◆ **TASK TO COMPLETE**:
Copy each line exactly.

[Extracted records]

────────────────────────────────────────

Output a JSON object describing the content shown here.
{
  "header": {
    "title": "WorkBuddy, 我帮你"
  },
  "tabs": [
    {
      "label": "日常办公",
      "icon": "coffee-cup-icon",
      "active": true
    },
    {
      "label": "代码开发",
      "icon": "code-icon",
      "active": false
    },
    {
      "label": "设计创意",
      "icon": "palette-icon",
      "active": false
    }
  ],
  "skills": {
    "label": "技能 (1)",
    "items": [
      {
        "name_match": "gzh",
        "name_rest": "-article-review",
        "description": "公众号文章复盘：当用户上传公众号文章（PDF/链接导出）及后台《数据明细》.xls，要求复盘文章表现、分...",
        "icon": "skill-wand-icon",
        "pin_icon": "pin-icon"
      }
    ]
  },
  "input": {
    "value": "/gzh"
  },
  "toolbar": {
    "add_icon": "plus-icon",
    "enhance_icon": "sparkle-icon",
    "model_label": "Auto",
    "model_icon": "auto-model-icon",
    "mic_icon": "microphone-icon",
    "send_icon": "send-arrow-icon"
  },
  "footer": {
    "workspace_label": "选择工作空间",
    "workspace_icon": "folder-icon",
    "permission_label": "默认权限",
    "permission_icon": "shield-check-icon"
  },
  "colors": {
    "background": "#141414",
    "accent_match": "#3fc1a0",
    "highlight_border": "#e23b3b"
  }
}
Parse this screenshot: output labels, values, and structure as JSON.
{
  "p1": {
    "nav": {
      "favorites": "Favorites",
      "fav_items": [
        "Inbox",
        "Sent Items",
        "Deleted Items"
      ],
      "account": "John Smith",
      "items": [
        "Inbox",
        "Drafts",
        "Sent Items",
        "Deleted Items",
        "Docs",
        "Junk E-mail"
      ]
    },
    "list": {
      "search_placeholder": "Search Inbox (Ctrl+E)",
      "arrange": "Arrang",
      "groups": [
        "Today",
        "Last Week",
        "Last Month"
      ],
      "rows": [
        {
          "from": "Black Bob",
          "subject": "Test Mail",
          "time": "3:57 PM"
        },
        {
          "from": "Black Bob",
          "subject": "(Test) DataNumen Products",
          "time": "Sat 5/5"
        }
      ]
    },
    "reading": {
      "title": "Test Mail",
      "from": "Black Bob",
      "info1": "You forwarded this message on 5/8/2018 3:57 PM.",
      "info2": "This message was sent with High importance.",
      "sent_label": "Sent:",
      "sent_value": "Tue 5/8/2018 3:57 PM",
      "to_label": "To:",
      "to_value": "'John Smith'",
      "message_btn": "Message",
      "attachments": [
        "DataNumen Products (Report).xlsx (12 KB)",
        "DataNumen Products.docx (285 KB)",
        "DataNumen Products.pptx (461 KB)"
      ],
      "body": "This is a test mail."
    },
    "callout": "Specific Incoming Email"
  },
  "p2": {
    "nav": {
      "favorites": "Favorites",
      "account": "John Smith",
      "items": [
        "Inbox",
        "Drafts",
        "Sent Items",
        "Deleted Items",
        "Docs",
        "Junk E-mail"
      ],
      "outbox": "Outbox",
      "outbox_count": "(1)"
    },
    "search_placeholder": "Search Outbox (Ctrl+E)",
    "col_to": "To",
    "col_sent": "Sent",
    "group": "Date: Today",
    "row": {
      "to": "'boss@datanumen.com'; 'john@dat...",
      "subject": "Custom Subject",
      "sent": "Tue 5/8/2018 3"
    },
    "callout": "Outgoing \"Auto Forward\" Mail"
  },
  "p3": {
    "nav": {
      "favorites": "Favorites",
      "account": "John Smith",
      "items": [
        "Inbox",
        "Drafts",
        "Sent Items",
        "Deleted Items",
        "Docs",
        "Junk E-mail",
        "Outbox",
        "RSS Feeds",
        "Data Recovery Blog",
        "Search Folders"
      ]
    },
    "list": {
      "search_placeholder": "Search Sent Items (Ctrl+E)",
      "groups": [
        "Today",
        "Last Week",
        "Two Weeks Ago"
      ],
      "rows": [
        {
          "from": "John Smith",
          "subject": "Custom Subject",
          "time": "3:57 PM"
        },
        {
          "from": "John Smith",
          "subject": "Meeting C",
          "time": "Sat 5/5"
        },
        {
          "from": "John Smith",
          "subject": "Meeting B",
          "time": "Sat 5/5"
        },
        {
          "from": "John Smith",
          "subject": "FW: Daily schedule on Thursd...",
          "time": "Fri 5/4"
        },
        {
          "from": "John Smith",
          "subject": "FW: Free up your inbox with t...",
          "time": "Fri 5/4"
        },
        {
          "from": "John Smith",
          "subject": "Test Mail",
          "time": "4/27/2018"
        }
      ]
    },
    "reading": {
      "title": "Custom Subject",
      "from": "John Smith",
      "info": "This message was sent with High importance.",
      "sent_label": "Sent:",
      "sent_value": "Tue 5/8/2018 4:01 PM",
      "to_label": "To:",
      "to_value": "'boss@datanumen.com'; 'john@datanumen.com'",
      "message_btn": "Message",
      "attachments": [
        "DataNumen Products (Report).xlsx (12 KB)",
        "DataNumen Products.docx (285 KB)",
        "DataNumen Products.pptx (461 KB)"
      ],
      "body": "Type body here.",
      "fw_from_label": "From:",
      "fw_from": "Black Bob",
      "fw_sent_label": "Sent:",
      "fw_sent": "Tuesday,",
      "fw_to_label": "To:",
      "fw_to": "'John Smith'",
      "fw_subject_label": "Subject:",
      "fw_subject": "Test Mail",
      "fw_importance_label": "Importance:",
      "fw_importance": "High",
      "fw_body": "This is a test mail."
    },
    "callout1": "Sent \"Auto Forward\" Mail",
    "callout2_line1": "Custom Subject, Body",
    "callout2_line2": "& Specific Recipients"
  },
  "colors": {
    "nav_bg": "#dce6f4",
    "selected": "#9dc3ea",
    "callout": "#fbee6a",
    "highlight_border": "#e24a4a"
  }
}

────────────────────────────────────────

◆ **RESPONSE TO THE TASK**:
Output a JSON object describing the content shown here.
{
  "header": {
    "title": "WorkBuddy, 我帮你"
  },
  "tabs": [
    {
      "label": "日常办公",
      "icon": "coffee-cup-icon",
      "active": true
    },
    {
      "label": "代码开发",
      "icon": "code-icon",
      "active": false
    },
    {
      "label": "设计创意",
      "icon": "palette-icon",
      "active": false
    }
  ],
  "skills": {
    "label": "技能 (1)",
    "items": [
      {
        "name_match": "gzh",
        "name_rest": "-article-review",
        "description": "公众号文章复盘：当用户上传公众号文章（PDF/链接导出）及后台《数据明细》.xls，要求复盘文章表现、分...",
        "icon": "skill-wand-icon",
        "pin_icon": "pin-icon"
      }
    ]
  },
  "input": {
    "value": "/gzh"
  },
  "toolbar": {
    "add_icon": "plus-icon",
    "enhance_icon": "sparkle-icon",
    "model_label": "Auto",
    "model_icon": "auto-model-icon",
    "mic_icon": "microphone-icon",
    "send_icon": "send-arrow-icon"
  },
  "footer": {
    "workspace_label": "选择工作空间",
    "workspace_icon": "folder-icon",
    "permission_label": "默认权限",
    "permission_icon": "shield-check-icon"
  },
  "colors": {
    "background": "#141414",
    "accent_match": "#3fc1a0",
    "highlight_border": "#e23b3b"
  }
}
Parse this screenshot: output labels, values, and structure as JSON.
{
  "p1": {
    "nav": {
      "favorites": "Favorites",
      "fav_items": [
        "Inbox",
        "Sent Items",
        "Deleted Items"
      ],
      "account": "John Smith",
      "items": [
        "Inbox",
        "Drafts",
        "Sent Items",
        "Deleted Items",
        "Docs",
        "Junk E-mail"
      ]
    },
    "list": {
      "search_placeholder": "Search Inbox (Ctrl+E)",
      "arrange": "Arrang",
      "groups": [
        "Today",
        "Last Week",
        "Last Month"
      ],
      "rows": [
        {
          "from": "Black Bob",
          "subject": "Test Mail",
          "time": "3:57 PM"
        },
        {
          "from": "Black Bob",
          "subject": "(Test) DataNumen Products",
          "time": "Sat 5/5"
        }
      ]
    },
    "reading": {
      "title": "Test Mail",
      "from": "Black Bob",
      "info1": "You forwarded this message on 5/8/2018 3:57 PM.",
      "info2": "This message was sent with High importance.",
      "sent_label": "Sent:",
      "sent_value": "Tue 5/8/2018 3:57 PM",
      "to_label": "To:",
      "to_value": "'John Smith'",
      "message_btn": "Message",
      "attachments": [
        "DataNumen Products (Report).xlsx (12 KB)",
        "DataNumen Products.docx (285 KB)",
        "DataNumen Products.pptx (461 KB)"
      ],
      "body": "This is a test mail."
    },
    "callout": "Specific Incoming Email"
  },
  "p2": {
    "nav": {
      "favorites": "Favorites",
      "account": "John Smith",
      "items": [
        "Inbox",
        "Drafts",
        "Sent Items",
        "Deleted Items",
        "Docs",
        "Junk E-mail"
      ],
      "outbox": "Outbox",
      "outbox_count": "(1)"
    },
    "search_placeholder": "Search Outbox (Ctrl+E)",
    "col_to": "To",
    "col_sent": "Sent",
    "group": "Date: Today",
    "row": {
      "to": "'boss@datanumen.com'; 'john@dat...",
      "subject": "Custom Subject",
      "sent": "Tue 5/8/2018 3"
    },
    "callout": "Outgoing \"Auto Forward\" Mail"
  },
  "p3": {
    "nav": {
      "favorites": "Favorites",
      "account": "John Smith",
      "items": [
        "Inbox",
        "Drafts",
        "Sent Items",
        "Deleted Items",
        "Docs",
        "Junk E-mail",
        "Outbox",
        "RSS Feeds",
        "Data Recovery Blog",
        "Search Folders"
      ]
    },
    "list": {
      "search_placeholder": "Search Sent Items (Ctrl+E)",
      "groups": [
        "Today",
        "Last Week",
        "Two Weeks Ago"
      ],
      "rows": [
        {
          "from": "John Smith",
          "subject": "Custom Subject",
          "time": "3:57 PM"
        },
        {
          "from": "John Smith",
          "subject": "Meeting C",
          "time": "Sat 5/5"
        },
        {
          "from": "John Smith",
          "subject": "Meeting B",
          "time": "Sat 5/5"
        },
        {
          "from": "John Smith",
          "subject": "FW: Daily schedule on Thursd...",
          "time": "Fri 5/4"
        },
        {
          "from": "John Smith",
          "subject": "FW: Free up your inbox with t...",
          "time": "Fri 5/4"
        },
        {
          "from": "John Smith",
          "subject": "Test Mail",
          "time": "4/27/2018"
        }
      ]
    },
    "reading": {
      "title": "Custom Subject",
      "from": "John Smith",
      "info": "This message was sent with High importance.",
      "sent_label": "Sent:",
      "sent_value": "Tue 5/8/2018 4:01 PM",
      "to_label": "To:",
      "to_value": "'boss@datanumen.com'; 'john@datanumen.com'",
      "message_btn": "Message",
      "attachments": [
        "DataNumen Products (Report).xlsx (12 KB)",
        "DataNumen Products.docx (285 KB)",
        "DataNumen Products.pptx (461 KB)"
      ],
      "body": "Type body here.",
      "fw_from_label": "From:",
      "fw_from": "Black Bob",
      "fw_sent_label": "Sent:",
      "fw_sent": "Tuesday,",
      "fw_to_label": "To:",
      "fw_to": "'John Smith'",
      "fw_subject_label": "Subject:",
      "fw_subject": "Test Mail",
      "fw_importance_label": "Importance:",
      "fw_importance": "High",
      "fw_body": "This is a test mail."
    },
    "callout1": "Sent \"Auto Forward\" Mail",
    "callout2_line1": "Custom Subject, Body",
    "callout2_line2": "& Specific Recipients"
  },
  "colors": {
    "nav_bg": "#dce6f4",
    "selected": "#9dc3ea",
    "callout": "#fbee6a",
    "highlight_border": "#e24a4a"
  }
}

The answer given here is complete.